__Required work__
Every line that holds the string "color" is to be identified and copied.

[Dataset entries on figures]
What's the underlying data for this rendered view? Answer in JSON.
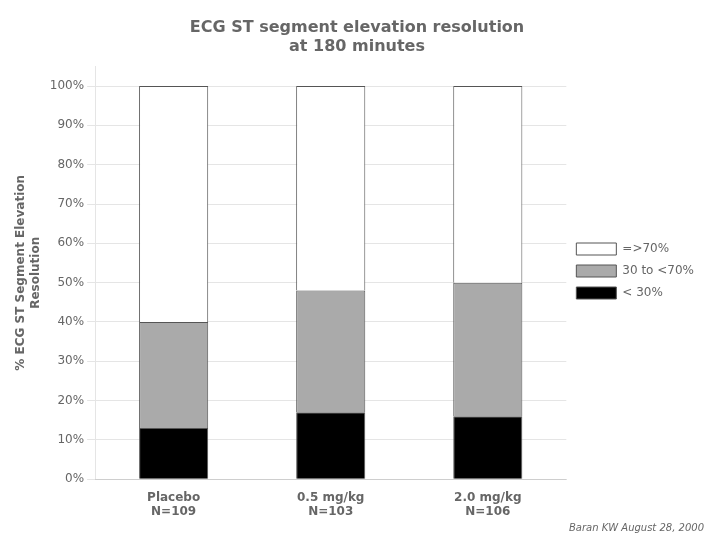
{
  "chart_data": {
    "type": "bar",
    "stacked": true,
    "title": "ECG ST segment elevation resolution\nat 180 minutes",
    "ylabel": "% ECG ST Segment Elevation\nResolution",
    "categories": [
      "Placebo\nN=109",
      "0.5 mg/kg\nN=103",
      "2.0 mg/kg\nN=106"
    ],
    "series": [
      {
        "name": "< 30%",
        "color": "#000000",
        "values": [
          13,
          17,
          16
        ]
      },
      {
        "name": "30 to <70%",
        "color": "#aaaaaa",
        "values": [
          27,
          31,
          34
        ]
      },
      {
        "name": "=>70%",
        "color": "#ffffff",
        "values": [
          60,
          52,
          50
        ]
      }
    ],
    "ylim": [
      0,
      105
    ],
    "yticks": [
      {
        "value": 0,
        "label": "0%"
      },
      {
        "value": 10,
        "label": "10%"
      },
      {
        "value": 20,
        "label": "20%"
      },
      {
        "value": 30,
        "label": "30%"
      },
      {
        "value": 40,
        "label": "40%"
      },
      {
        "value": 50,
        "label": "50%"
      },
      {
        "value": 60,
        "label": "60%"
      },
      {
        "value": 70,
        "label": "70%"
      },
      {
        "value": 80,
        "label": "80%"
      },
      {
        "value": 90,
        "label": "90%"
      },
      {
        "value": 100,
        "label": "100%"
      }
    ],
    "grid": "y",
    "legend": "right",
    "annotations": [
      "Baran KW August 28, 2000"
    ]
  }
}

__Solution to the problem__
        "color": "#000000",
        "color": "#aaaaaa",
        "color": "#ffffff",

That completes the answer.